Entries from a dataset
--- begin ---

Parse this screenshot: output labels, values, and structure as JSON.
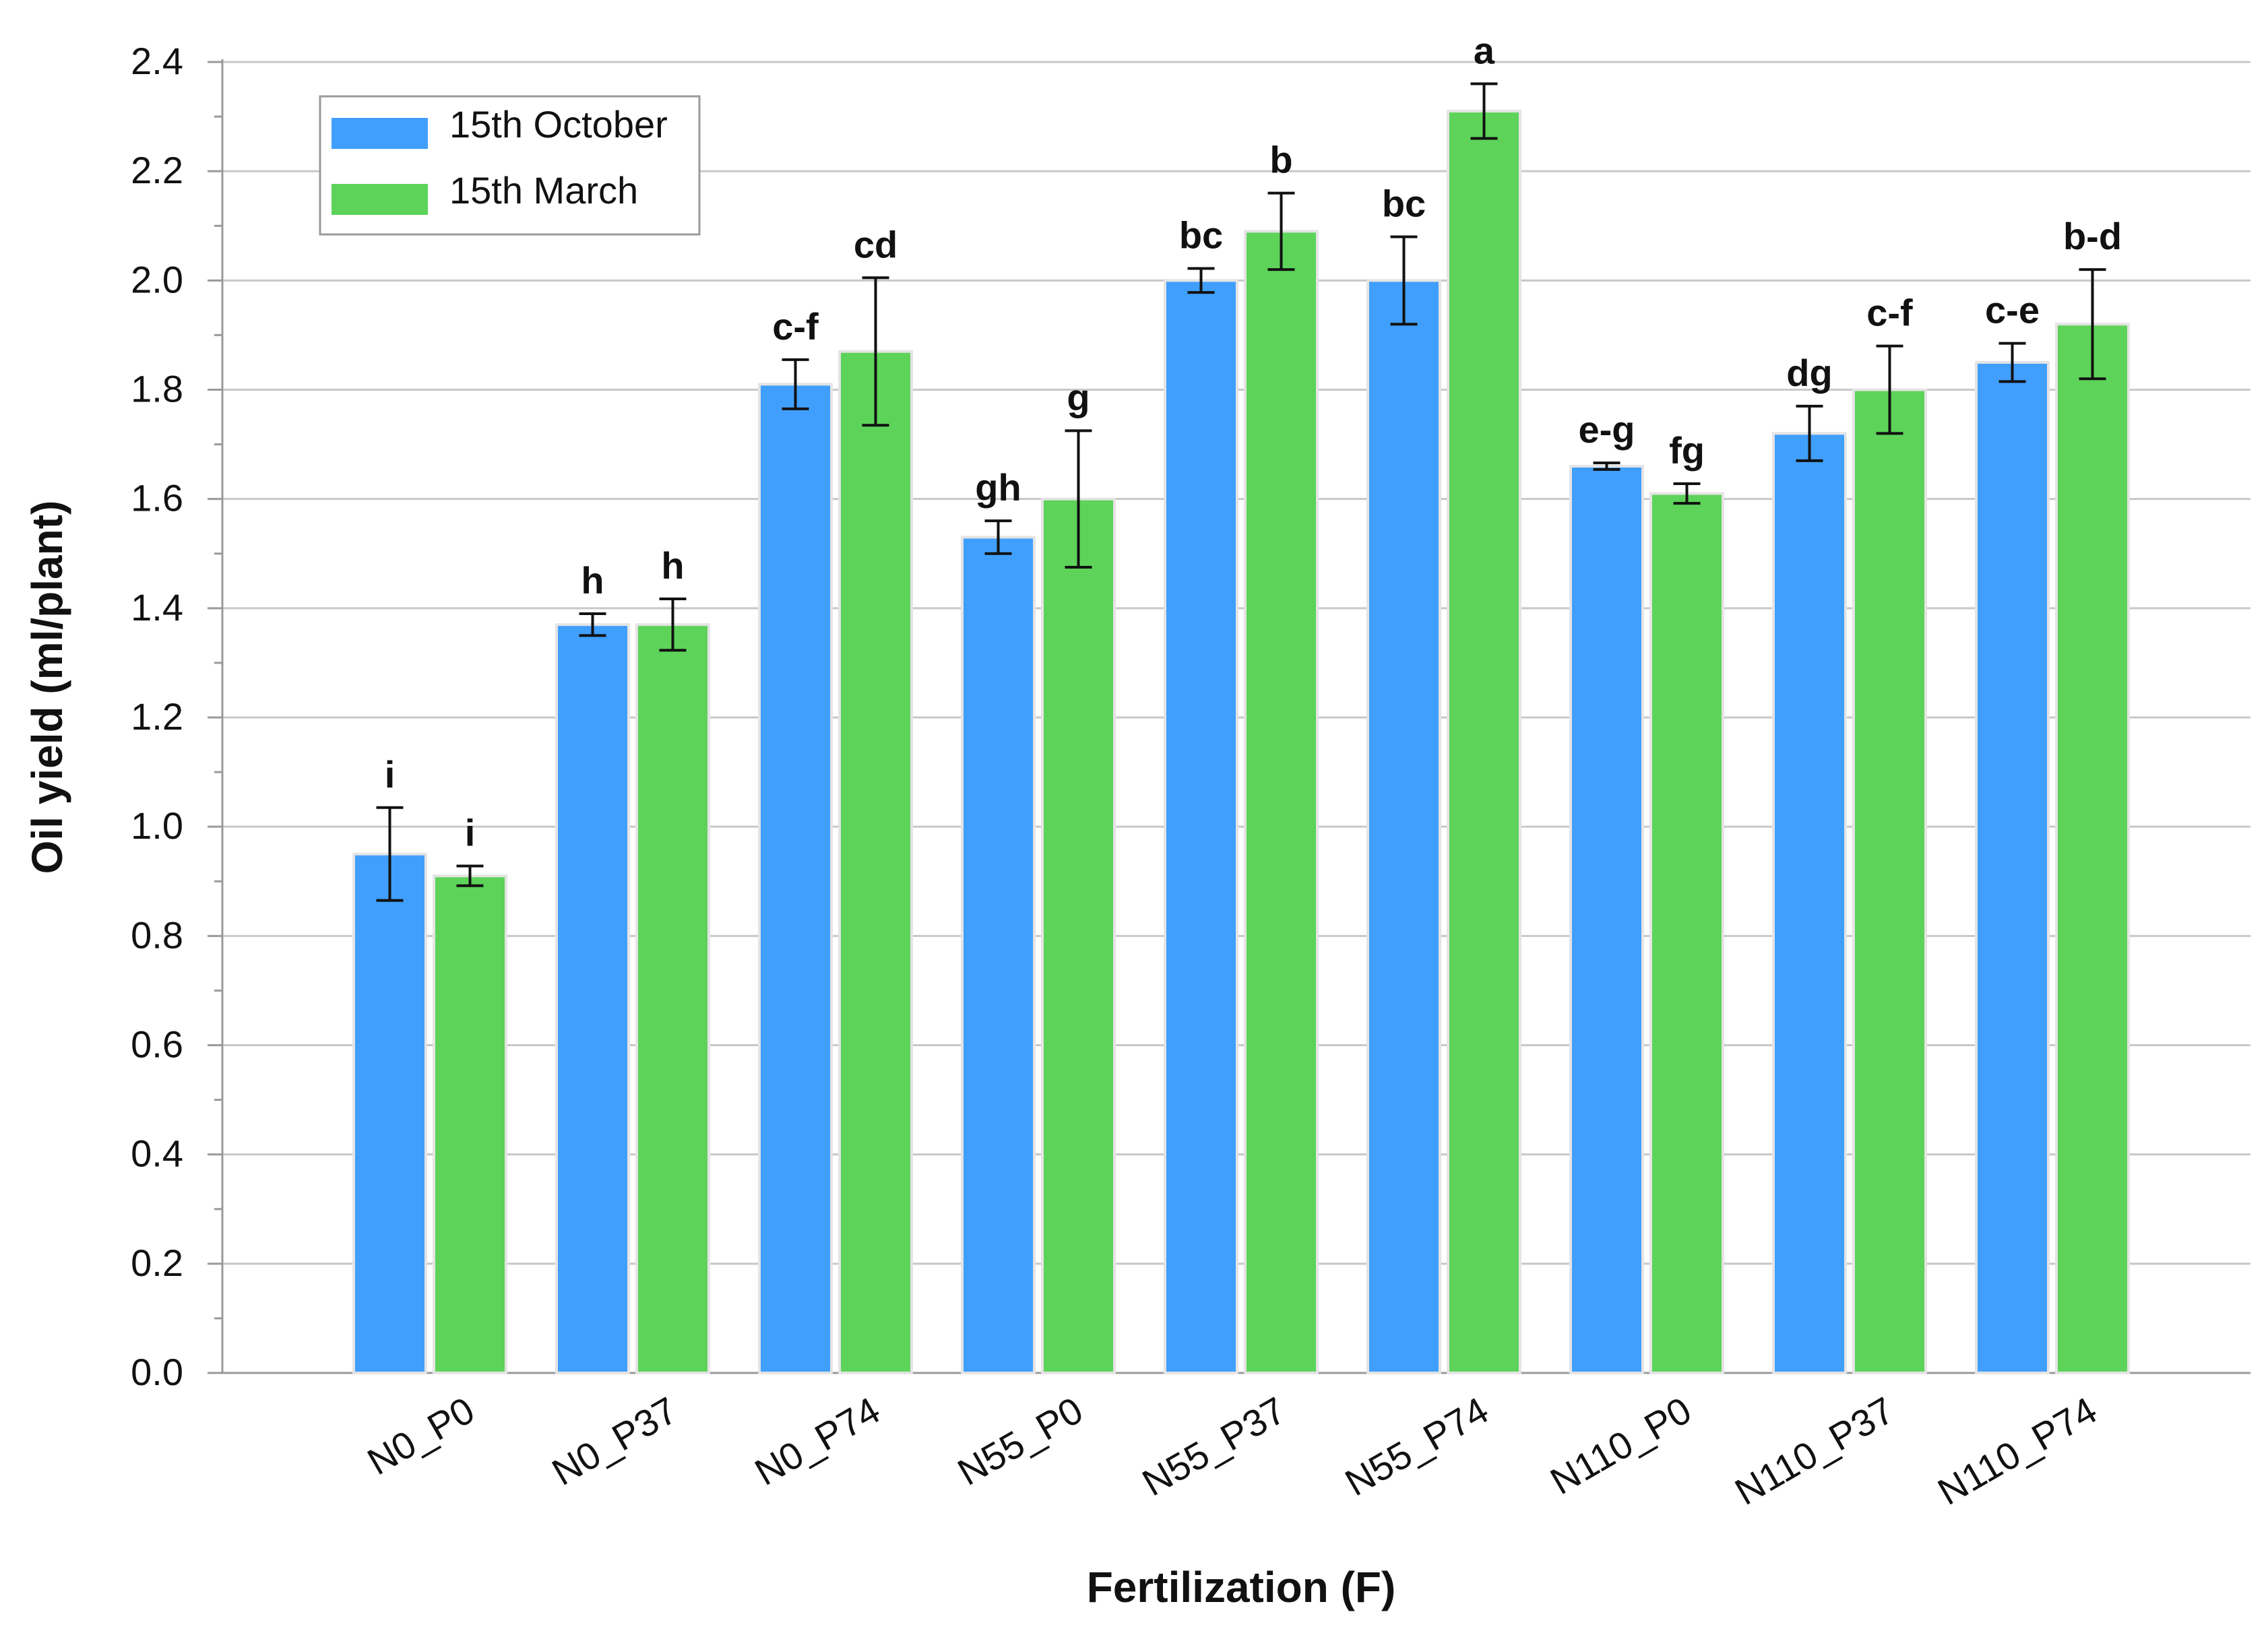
{
  "chart_data": {
    "type": "bar",
    "title": "",
    "xlabel": "Fertilization (F)",
    "ylabel": "Oil yield (ml/plant)",
    "ylim": [
      0,
      2.4
    ],
    "yticks": [
      "0.0",
      "0.2",
      "0.4",
      "0.6",
      "0.8",
      "1.0",
      "1.2",
      "1.4",
      "1.6",
      "1.8",
      "2.0",
      "2.2",
      "2.4"
    ],
    "grid": true,
    "legend_position": "top-left",
    "categories": [
      "N0_P0",
      "N0_P37",
      "N0_P74",
      "N55_P0",
      "N55_P37",
      "N55_P74",
      "N110_P0",
      "N110_P37",
      "N110_P74"
    ],
    "series": [
      {
        "name": "15th October",
        "color": "#409ffc",
        "values": [
          0.95,
          1.37,
          1.81,
          1.53,
          2.0,
          2.0,
          1.66,
          1.72,
          1.85
        ],
        "errors": [
          0.085,
          0.02,
          0.045,
          0.03,
          0.022,
          0.08,
          0.006,
          0.05,
          0.035
        ],
        "letters": [
          "i",
          "h",
          "c-f",
          "gh",
          "bc",
          "bc",
          "e-g",
          "dg",
          "c-e"
        ]
      },
      {
        "name": "15th March",
        "color": "#5dd35a",
        "values": [
          0.91,
          1.37,
          1.87,
          1.6,
          2.09,
          2.31,
          1.61,
          1.8,
          1.92
        ],
        "errors": [
          0.018,
          0.047,
          0.135,
          0.125,
          0.07,
          0.05,
          0.018,
          0.08,
          0.1
        ],
        "letters": [
          "i",
          "h",
          "cd",
          "g",
          "b",
          "a",
          "fg",
          "c-f",
          "b-d"
        ]
      }
    ]
  }
}
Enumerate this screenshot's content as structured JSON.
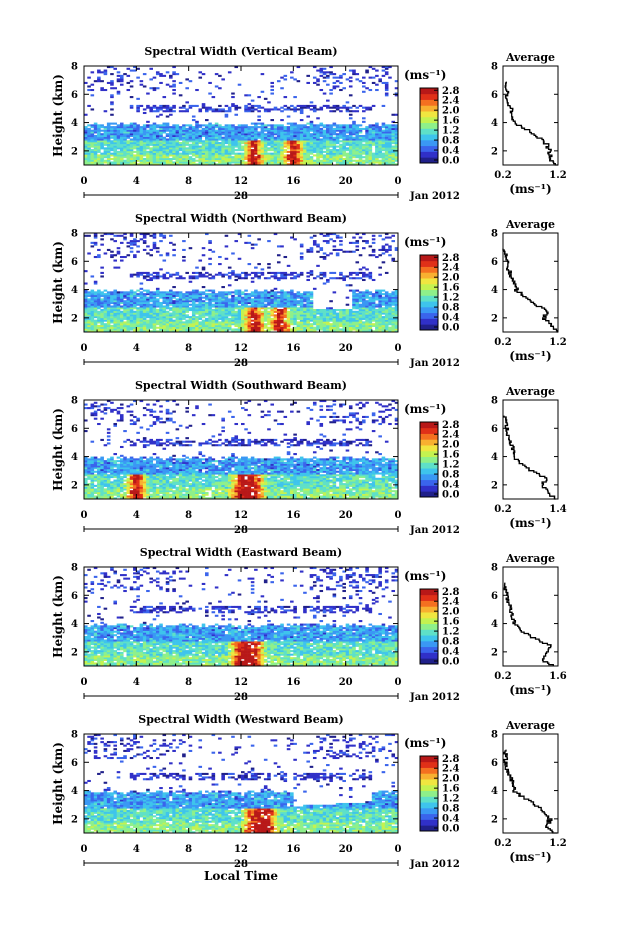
{
  "figure": {
    "date_label": "Jan 2012",
    "day_label": "28",
    "bottom_xlabel": "Local Time",
    "cb_unit": "(ms⁻¹)"
  },
  "colormap": [
    "#20208a",
    "#3030c8",
    "#3a64ec",
    "#3a98f4",
    "#3ec4ec",
    "#5ee0c8",
    "#8ef08a",
    "#c4f250",
    "#f0e640",
    "#f8b030",
    "#f47020",
    "#e03018",
    "#b81818"
  ],
  "chart_data": [
    {
      "type": "heatmap",
      "title": "Spectral Width (Vertical Beam)",
      "xlabel": "",
      "ylabel": "Height (km)",
      "x_ticks": [
        "0",
        "4",
        "8",
        "12",
        "16",
        "20",
        "0"
      ],
      "xlim": [
        0,
        24
      ],
      "ylim": [
        1,
        8
      ],
      "y_ticks": [
        "2",
        "4",
        "6",
        "8"
      ],
      "colorbar": {
        "unit": "(ms⁻¹)",
        "ticks": [
          "0.0",
          "0.4",
          "0.8",
          "1.2",
          "1.6",
          "2.0",
          "2.4",
          "2.8"
        ],
        "range": [
          0,
          2.8
        ]
      },
      "profile": {
        "title": "Average",
        "xlabel": "(ms⁻¹)",
        "x_ticks": [
          "0.2",
          "1.2"
        ],
        "xlim": [
          0.2,
          1.2
        ],
        "y_ticks": [
          "2",
          "4",
          "6",
          "8"
        ],
        "heights": [
          1.0,
          1.5,
          2.0,
          2.5,
          3.0,
          3.5,
          4.0,
          4.5,
          5.0,
          5.5,
          6.0,
          6.5,
          7.0
        ],
        "values": [
          1.2,
          1.05,
          1.05,
          1.0,
          0.85,
          0.65,
          0.4,
          0.38,
          0.35,
          0.3,
          0.28,
          0.25,
          0.23
        ]
      },
      "blob_hours": [
        13,
        16
      ]
    },
    {
      "type": "heatmap",
      "title": "Spectral Width (Northward Beam)",
      "xlabel": "",
      "ylabel": "Height (km)",
      "x_ticks": [
        "0",
        "4",
        "8",
        "12",
        "16",
        "20",
        "0"
      ],
      "xlim": [
        0,
        24
      ],
      "ylim": [
        1,
        8
      ],
      "y_ticks": [
        "2",
        "4",
        "6",
        "8"
      ],
      "colorbar": {
        "unit": "(ms⁻¹)",
        "ticks": [
          "0.0",
          "0.4",
          "0.8",
          "1.2",
          "1.6",
          "2.0",
          "2.4",
          "2.8"
        ],
        "range": [
          0,
          2.8
        ]
      },
      "profile": {
        "title": "Average",
        "xlabel": "(ms⁻¹)",
        "x_ticks": [
          "0.2",
          "1.2"
        ],
        "xlim": [
          0.2,
          1.2
        ],
        "y_ticks": [
          "2",
          "4",
          "6",
          "8"
        ],
        "heights": [
          1.0,
          1.5,
          2.0,
          2.5,
          3.0,
          3.5,
          4.0,
          4.5,
          5.0,
          5.5,
          6.0,
          6.5,
          7.0
        ],
        "values": [
          1.2,
          1.1,
          0.95,
          1.0,
          0.8,
          0.6,
          0.45,
          0.4,
          0.35,
          0.3,
          0.27,
          0.24,
          0.22
        ]
      },
      "blob_hours": [
        13,
        15
      ]
    },
    {
      "type": "heatmap",
      "title": "Spectral Width (Southward Beam)",
      "xlabel": "",
      "ylabel": "Height (km)",
      "x_ticks": [
        "0",
        "4",
        "8",
        "12",
        "16",
        "20",
        "0"
      ],
      "xlim": [
        0,
        24
      ],
      "ylim": [
        1,
        8
      ],
      "y_ticks": [
        "2",
        "4",
        "6",
        "8"
      ],
      "colorbar": {
        "unit": "(ms⁻¹)",
        "ticks": [
          "0.0",
          "0.4",
          "0.8",
          "1.2",
          "1.6",
          "2.0",
          "2.4",
          "2.8"
        ],
        "range": [
          0,
          2.8
        ]
      },
      "profile": {
        "title": "Average",
        "xlabel": "(ms⁻¹)",
        "x_ticks": [
          "0.2",
          "1.4"
        ],
        "xlim": [
          0.2,
          1.4
        ],
        "y_ticks": [
          "2",
          "4",
          "6",
          "8"
        ],
        "heights": [
          1.0,
          1.5,
          2.0,
          2.5,
          3.0,
          3.5,
          4.0,
          4.5,
          5.0,
          5.5,
          6.0,
          6.5,
          7.0
        ],
        "values": [
          1.35,
          1.2,
          1.05,
          1.15,
          0.85,
          0.6,
          0.45,
          0.42,
          0.38,
          0.32,
          0.3,
          0.26,
          0.24
        ]
      },
      "blob_hours": [
        4,
        12,
        13
      ]
    },
    {
      "type": "heatmap",
      "title": "Spectral Width (Eastward Beam)",
      "xlabel": "",
      "ylabel": "Height (km)",
      "x_ticks": [
        "0",
        "4",
        "8",
        "12",
        "16",
        "20",
        "0"
      ],
      "xlim": [
        0,
        24
      ],
      "ylim": [
        1,
        8
      ],
      "y_ticks": [
        "2",
        "4",
        "6",
        "8"
      ],
      "colorbar": {
        "unit": "(ms⁻¹)",
        "ticks": [
          "0.0",
          "0.4",
          "0.8",
          "1.2",
          "1.6",
          "2.0",
          "2.4",
          "2.8"
        ],
        "range": [
          0,
          2.8
        ]
      },
      "profile": {
        "title": "Average",
        "xlabel": "(ms⁻¹)",
        "x_ticks": [
          "0.2",
          "1.6"
        ],
        "xlim": [
          0.2,
          1.6
        ],
        "y_ticks": [
          "2",
          "4",
          "6",
          "8"
        ],
        "heights": [
          1.0,
          1.5,
          2.0,
          2.5,
          3.0,
          3.5,
          4.0,
          4.5,
          5.0,
          5.5,
          6.0,
          6.5,
          7.0
        ],
        "values": [
          1.5,
          1.2,
          1.3,
          1.4,
          1.0,
          0.7,
          0.5,
          0.45,
          0.4,
          0.35,
          0.3,
          0.26,
          0.24
        ]
      },
      "blob_hours": [
        12,
        13
      ]
    },
    {
      "type": "heatmap",
      "title": "Spectral Width (Westward Beam)",
      "xlabel": "Local Time",
      "ylabel": "Height (km)",
      "x_ticks": [
        "0",
        "4",
        "8",
        "12",
        "16",
        "20",
        "0"
      ],
      "xlim": [
        0,
        24
      ],
      "ylim": [
        1,
        8
      ],
      "y_ticks": [
        "2",
        "4",
        "6",
        "8"
      ],
      "colorbar": {
        "unit": "(ms⁻¹)",
        "ticks": [
          "0.0",
          "0.4",
          "0.8",
          "1.2",
          "1.6",
          "2.0",
          "2.4",
          "2.8"
        ],
        "range": [
          0,
          2.8
        ]
      },
      "profile": {
        "title": "Average",
        "xlabel": "(ms⁻¹)",
        "x_ticks": [
          "0.2",
          "1.2"
        ],
        "xlim": [
          0.2,
          1.2
        ],
        "y_ticks": [
          "2",
          "4",
          "6",
          "8"
        ],
        "heights": [
          1.0,
          1.5,
          2.0,
          2.5,
          3.0,
          3.5,
          4.0,
          4.5,
          5.0,
          5.5,
          6.0,
          6.5,
          7.0
        ],
        "values": [
          1.15,
          1.0,
          1.05,
          0.95,
          0.8,
          0.6,
          0.42,
          0.38,
          0.33,
          0.28,
          0.26,
          0.24,
          0.22
        ]
      },
      "blob_hours": [
        13,
        14
      ]
    }
  ]
}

--- end ---

Work to do
From the data above, show each line that contains "screenshot".

Completed task
Parse this screenshot: output labels, values, and structure as JSON.
Enumerate this screenshot's content as structured JSON.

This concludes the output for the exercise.